======== EXTRAIT DE PAGE

Il est écrit: TA PAROLE EST LA VERITE(Jean 17.17)... cela me suffit !

LES VENTS ALIZÉS


À l'époque de la renaissance des sciences dans l'Europe occidentale, un roi, que ses travaux ont rendu illustre dans l'histoire de l'astronomie, disait: «Si Dieu m'avait appelé dans son conseil, lorsqu'il créa le monde, les choses auraient été mieux ordonnées!» On peut croire que cette exclamation d'Alphonse de Castille est moins un cri d'impiété qu'une protestation contre les hypothèses compliquées que l'esprit de système avait introduites dans la science. Mais si l'on doit la considérer comme l'expression candide et naïve de l'orgueil scientifique aveuglé, on peut aujourd'hui, mieux qu'à aucune autre époque, mesurer toute la profondeur de l'ignorance qui l'a dictée, et affirmer, sans crainte, que l'histoire de la science n'aura plus à enregistrer de telles aberrations.

À mesure, en effet, que les sciences d'observation se perfectionnent et que l'homme parvient à soulever le voile qui, dans les phénomènes dont il est le témoin, lui cache le but du Créateur et les moyens qu'il emploie pour l'atteindre, à mesure aussi se révèle à lui une intelligence supérieure qui commande un saint respect, et il se voit forcé de reconnaître, avec une conviction toujours plus puissante, la profonde vérité de cette déclaration de l'Apôtre: Les perfections infinies de Dieu, sa puissance éternelle et sa divinité, se voient, comme à l'œil, depuis la création du monde, quand on considère ses ouvrages.

Toutes les sciences qui se proposent pour but l'étude du monde physique, de la création matérielle, peuvent également conduire à ce résultat. Dans l'étude des faits généraux qui font impression par leur ensemble et leur grandeur, on est frappé de la simplicité des causes et de l'harmonie des effets nombreux et variés qu'elles produisent. Dans l'étude de ceux qui semblent moins importants, la sagesse, la bonté et la puissance du Créateur, se manifestent encore jusque dans les plus petits détails; tel fait spécial, tel phénomène passager ou capricieux qui peut d'abord paraître stérile à cet égard, fournit au contraire un contingent de conviction d'autant plus précieux, peut-être, qu'il est plus inattendu.

Malgré la sécheresse qui peut s'attacher à un exposé didactique, le but religieux de ce recueil ne nous paraît pas exclure l'examen de quelque point de la science, et nous essaierons, en conséquence, de présenter aujourd'hui, en regard des réflexions qui précèdent, quelques considérations sur les mouvements généraux de l'atmosphère, qui produisent, à la surface de la terre, les vents constants connus sous le nom de Vents Alizés.

================

_OBJECTIF ÉNONCÉ_
Pouvez-vous reprendre le texte sur les vents alizés juste après sa dernière phrase ?

======== DONNÉES AFFICHÉES

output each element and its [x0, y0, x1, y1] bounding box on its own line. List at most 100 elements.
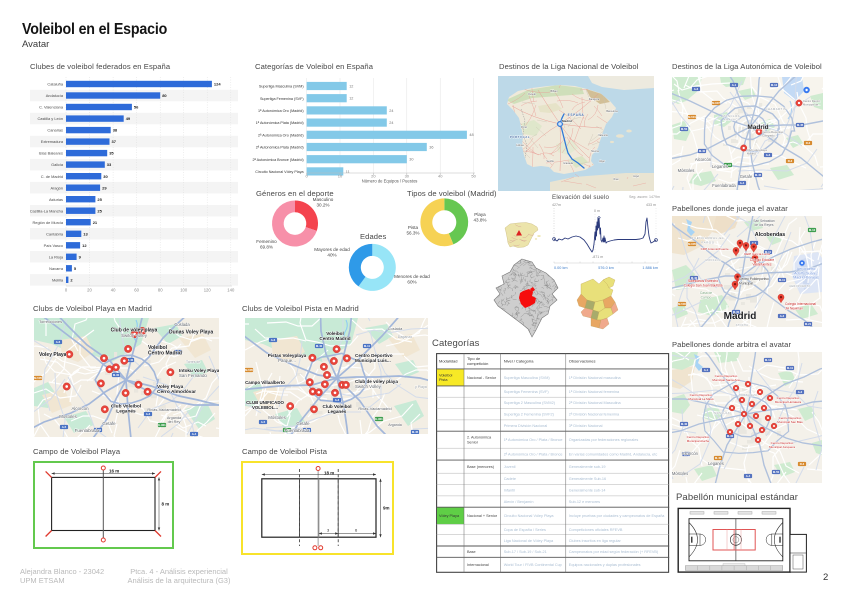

================

_RÉPONSE_
Les différentes parties de la surface de la terre présentent des différences extrêmes, à l'égard des vents régnants, et, si l'on embrasse d'un coup d'œil la surface entière du globe, on peut y distinguer, à l'égard du régime qu'y présentent les mouvements de l'atmosphère, plusieurs régions ou plusieurs zones très nettement caractérisées. Cette distinction est surtout évidente sur les grands océans, parce que la mer, par la constance relative de sa température et par la régularité de sa surface, laisse aux vents toute leur liberté, sans leur opposer les obstacles qu'ils rencontrent sur les continents, dans le relief et dans la température capricieusement variable du sol.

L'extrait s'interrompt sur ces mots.